■ **GIVEN TASK**
Output the records. Match them exactly.

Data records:
START

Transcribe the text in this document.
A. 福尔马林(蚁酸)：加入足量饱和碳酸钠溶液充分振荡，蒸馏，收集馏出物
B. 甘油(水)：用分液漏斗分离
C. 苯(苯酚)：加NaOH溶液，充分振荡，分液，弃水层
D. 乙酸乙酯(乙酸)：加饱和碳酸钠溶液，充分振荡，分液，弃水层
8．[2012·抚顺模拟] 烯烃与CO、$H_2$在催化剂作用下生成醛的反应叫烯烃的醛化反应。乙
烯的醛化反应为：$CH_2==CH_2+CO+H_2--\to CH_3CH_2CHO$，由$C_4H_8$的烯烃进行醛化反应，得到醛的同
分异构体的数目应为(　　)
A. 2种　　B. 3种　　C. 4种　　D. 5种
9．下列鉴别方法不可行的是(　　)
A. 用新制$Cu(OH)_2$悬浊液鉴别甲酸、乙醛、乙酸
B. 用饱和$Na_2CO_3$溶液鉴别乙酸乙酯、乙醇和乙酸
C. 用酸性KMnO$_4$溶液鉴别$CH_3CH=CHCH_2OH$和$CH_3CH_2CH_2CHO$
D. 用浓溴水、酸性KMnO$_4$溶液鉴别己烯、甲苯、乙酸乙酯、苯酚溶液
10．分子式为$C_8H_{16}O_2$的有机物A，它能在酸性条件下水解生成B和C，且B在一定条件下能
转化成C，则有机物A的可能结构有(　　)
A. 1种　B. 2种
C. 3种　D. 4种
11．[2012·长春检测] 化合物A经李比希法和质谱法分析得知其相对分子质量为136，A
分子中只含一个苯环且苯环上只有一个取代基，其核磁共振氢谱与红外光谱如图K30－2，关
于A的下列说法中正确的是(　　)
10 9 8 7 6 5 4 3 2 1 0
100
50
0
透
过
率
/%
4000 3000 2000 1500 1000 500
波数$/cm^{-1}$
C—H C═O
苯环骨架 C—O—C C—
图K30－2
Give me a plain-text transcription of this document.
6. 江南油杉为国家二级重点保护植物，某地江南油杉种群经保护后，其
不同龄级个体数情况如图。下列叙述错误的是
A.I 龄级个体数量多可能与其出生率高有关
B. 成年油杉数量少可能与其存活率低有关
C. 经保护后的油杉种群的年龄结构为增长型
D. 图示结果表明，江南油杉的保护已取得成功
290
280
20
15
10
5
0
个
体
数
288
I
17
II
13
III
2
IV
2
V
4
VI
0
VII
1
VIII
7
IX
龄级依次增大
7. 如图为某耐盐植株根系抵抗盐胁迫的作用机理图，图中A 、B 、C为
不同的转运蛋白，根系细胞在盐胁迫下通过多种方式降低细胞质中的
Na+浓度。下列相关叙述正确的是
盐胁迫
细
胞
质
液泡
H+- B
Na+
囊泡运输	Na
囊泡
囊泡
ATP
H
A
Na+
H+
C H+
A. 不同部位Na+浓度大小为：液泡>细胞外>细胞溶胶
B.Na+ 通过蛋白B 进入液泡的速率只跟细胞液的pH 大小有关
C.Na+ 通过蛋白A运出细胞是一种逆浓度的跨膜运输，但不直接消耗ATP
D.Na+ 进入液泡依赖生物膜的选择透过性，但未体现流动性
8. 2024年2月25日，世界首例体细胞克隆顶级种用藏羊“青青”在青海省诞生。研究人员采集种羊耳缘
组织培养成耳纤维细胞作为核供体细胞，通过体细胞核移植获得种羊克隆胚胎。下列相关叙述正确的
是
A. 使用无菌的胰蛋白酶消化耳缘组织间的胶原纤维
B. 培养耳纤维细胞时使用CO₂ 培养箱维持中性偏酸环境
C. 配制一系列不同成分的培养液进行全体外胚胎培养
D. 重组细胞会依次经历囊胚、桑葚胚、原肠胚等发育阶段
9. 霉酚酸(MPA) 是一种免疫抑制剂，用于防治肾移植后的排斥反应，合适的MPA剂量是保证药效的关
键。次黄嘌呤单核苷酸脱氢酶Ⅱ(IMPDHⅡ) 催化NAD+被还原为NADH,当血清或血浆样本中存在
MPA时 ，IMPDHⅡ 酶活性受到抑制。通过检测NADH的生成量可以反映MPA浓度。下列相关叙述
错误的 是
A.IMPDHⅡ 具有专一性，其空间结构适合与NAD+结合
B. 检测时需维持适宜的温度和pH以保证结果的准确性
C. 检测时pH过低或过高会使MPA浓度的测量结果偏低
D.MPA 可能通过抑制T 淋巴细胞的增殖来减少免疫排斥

END

■ **RESPONSE TO THIS TASK**
Transcribe the text in this document.
A. 福尔马林(蚁酸)：加入足量饱和碳酸钠溶液充分振荡，蒸馏，收集馏出物
B. 甘油(水)：用分液漏斗分离
C. 苯(苯酚)：加NaOH溶液，充分振荡，分液，弃水层
D. 乙酸乙酯(乙酸)：加饱和碳酸钠溶液，充分振荡，分液，弃水层
8．[2012·抚顺模拟] 烯烃与CO、$H_2$在催化剂作用下生成醛的反应叫烯烃的醛化反应。乙
烯的醛化反应为：$CH_2==CH_2+CO+H_2--\to CH_3CH_2CHO$，由$C_4H_8$的烯烃进行醛化反应，得到醛的同
分异构体的数目应为(　　)
A. 2种　　B. 3种　　C. 4种　　D. 5种
9．下列鉴别方法不可行的是(　　)
A. 用新制$Cu(OH)_2$悬浊液鉴别甲酸、乙醛、乙酸
B. 用饱和$Na_2CO_3$溶液鉴别乙酸乙酯、乙醇和乙酸
C. 用酸性KMnO$_4$溶液鉴别$CH_3CH=CHCH_2OH$和$CH_3CH_2CH_2CHO$
D. 用浓溴水、酸性KMnO$_4$溶液鉴别己烯、甲苯、乙酸乙酯、苯酚溶液
10．分子式为$C_8H_{16}O_2$的有机物A，它能在酸性条件下水解生成B和C，且B在一定条件下能
转化成C，则有机物A的可能结构有(　　)
A. 1种　B. 2种
C. 3种　D. 4种
11．[2012·长春检测] 化合物A经李比希法和质谱法分析得知其相对分子质量为136，A
分子中只含一个苯环且苯环上只有一个取代基，其核磁共振氢谱与红外光谱如图K30－2，关
于A的下列说法中正确的是(　　)
10 9 8 7 6 5 4 3 2 1 0
100
50
0
透
过
率
/%
4000 3000 2000 1500 1000 500
波数$/cm^{-1}$
C—H C═O
苯环骨架 C—O—C C—
图K30－2
Give me a plain-text transcription of this document.
6. 江南油杉为国家二级重点保护植物，某地江南油杉种群经保护后，其
不同龄级个体数情况如图。下列叙述错误的是
A.I 龄级个体数量多可能与其出生率高有关
B. 成年油杉数量少可能与其存活率低有关
C. 经保护后的油杉种群的年龄结构为增长型
D. 图示结果表明，江南油杉的保护已取得成功
290
280
20
15
10
5
0
个
体
数
288
I
17
II
13
III
2
IV
2
V
4
VI
0
VII
1
VIII
7
IX
龄级依次增大
7. 如图为某耐盐植株根系抵抗盐胁迫的作用机理图，图中A 、B 、C为
不同的转运蛋白，根系细胞在盐胁迫下通过多种方式降低细胞质中的
Na+浓度。下列相关叙述正确的是
盐胁迫
细
胞
质
液泡
H+- B
Na+
囊泡运输	Na
囊泡
囊泡
ATP
H
A
Na+
H+
C H+
A. 不同部位Na+浓度大小为：液泡>细胞外>细胞溶胶
B.Na+ 通过蛋白B 进入液泡的速率只跟细胞液的pH 大小有关
C.Na+ 通过蛋白A运出细胞是一种逆浓度的跨膜运输，但不直接消耗ATP
D.Na+ 进入液泡依赖生物膜的选择透过性，但未体现流动性
8. 2024年2月25日，世界首例体细胞克隆顶级种用藏羊“青青”在青海省诞生。研究人员采集种羊耳缘
组织培养成耳纤维细胞作为核供体细胞，通过体细胞核移植获得种羊克隆胚胎。下列相关叙述正确的
是
A. 使用无菌的胰蛋白酶消化耳缘组织间的胶原纤维
B. 培养耳纤维细胞时使用CO₂ 培养箱维持中性偏酸环境
C. 配制一系列不同成分的培养液进行全体外胚胎培养
D. 重组细胞会依次经历囊胚、桑葚胚、原肠胚等发育阶段
9. 霉酚酸(MPA) 是一种免疫抑制剂，用于防治肾移植后的排斥反应，合适的MPA剂量是保证药效的关
键。次黄嘌呤单核苷酸脱氢酶Ⅱ(IMPDHⅡ) 催化NAD+被还原为NADH,当血清或血浆样本中存在
MPA时 ，IMPDHⅡ 酶活性受到抑制。通过检测NADH的生成量可以反映MPA浓度。下列相关叙述
错误的 是
A.IMPDHⅡ 具有专一性，其空间结构适合与NAD+结合
B. 检测时需维持适宜的温度和pH以保证结果的准确性
C. 检测时pH过低或过高会使MPA浓度的测量结果偏低
D.MPA 可能通过抑制T 淋巴细胞的增殖来减少免疫排斥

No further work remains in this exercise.